__Instructions to follow__
Filter this material down to the lines that hold "label", copying each one.

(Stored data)
━━━━━━━━━━━━━━━━━━━━━━━━━━━━━━

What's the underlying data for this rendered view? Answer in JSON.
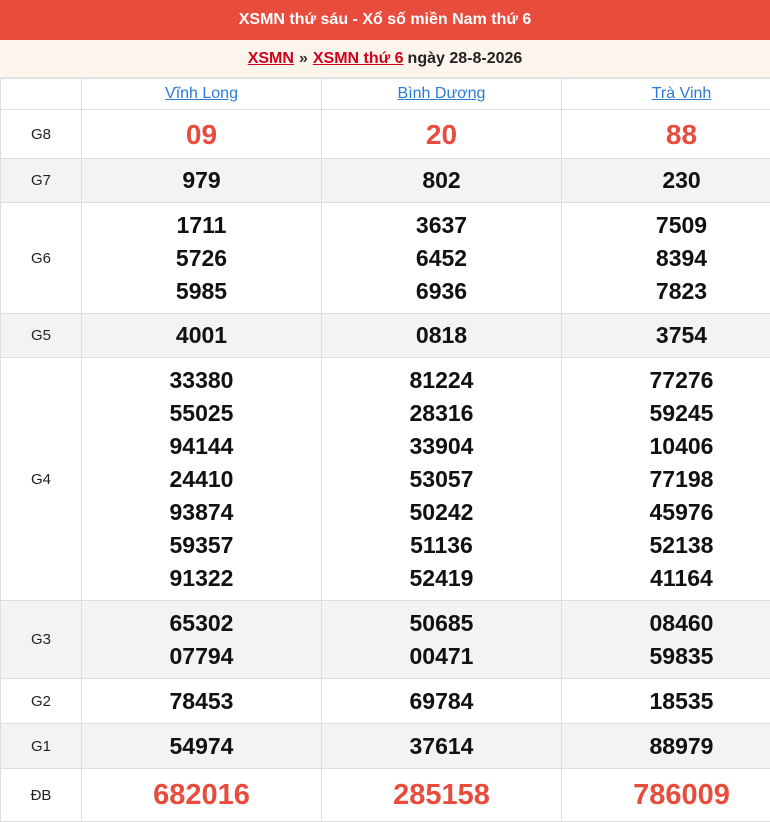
{
  "header": {
    "title": "XSMN thứ sáu - Xổ số miền Nam thứ 6"
  },
  "breadcrumb": {
    "link1": "XSMN",
    "separator": "»",
    "link2": "XSMN thứ 6",
    "date_text": "ngày 28-8-2026"
  },
  "provinces": [
    "Vĩnh Long",
    "Bình Dương",
    "Trà Vinh"
  ],
  "prizes": {
    "g8": {
      "label": "G8",
      "values": [
        [
          "09"
        ],
        [
          "20"
        ],
        [
          "88"
        ]
      ]
    },
    "g7": {
      "label": "G7",
      "values": [
        [
          "979"
        ],
        [
          "802"
        ],
        [
          "230"
        ]
      ]
    },
    "g6": {
      "label": "G6",
      "values": [
        [
          "1711",
          "5726",
          "5985"
        ],
        [
          "3637",
          "6452",
          "6936"
        ],
        [
          "7509",
          "8394",
          "7823"
        ]
      ]
    },
    "g5": {
      "label": "G5",
      "values": [
        [
          "4001"
        ],
        [
          "0818"
        ],
        [
          "3754"
        ]
      ]
    },
    "g4": {
      "label": "G4",
      "values": [
        [
          "33380",
          "55025",
          "94144",
          "24410",
          "93874",
          "59357",
          "91322"
        ],
        [
          "81224",
          "28316",
          "33904",
          "53057",
          "50242",
          "51136",
          "52419"
        ],
        [
          "77276",
          "59245",
          "10406",
          "77198",
          "45976",
          "52138",
          "41164"
        ]
      ]
    },
    "g3": {
      "label": "G3",
      "values": [
        [
          "65302",
          "07794"
        ],
        [
          "50685",
          "00471"
        ],
        [
          "08460",
          "59835"
        ]
      ]
    },
    "g2": {
      "label": "G2",
      "values": [
        [
          "78453"
        ],
        [
          "69784"
        ],
        [
          "18535"
        ]
      ]
    },
    "g1": {
      "label": "G1",
      "values": [
        [
          "54974"
        ],
        [
          "37614"
        ],
        [
          "88979"
        ]
      ]
    },
    "db": {
      "label": "ĐB",
      "values": [
        [
          "682016"
        ],
        [
          "285158"
        ],
        [
          "786009"
        ]
      ]
    }
  }
}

━━━━━━━━━━━━━━━━━━━━━━━━━━━━━━

__Correct output__
      "label": "G8",
      "label": "G7",
      "label": "G6",
      "label": "G5",
      "label": "G4",
      "label": "G3",
      "label": "G2",
      "label": "G1",
      "label": "ĐB",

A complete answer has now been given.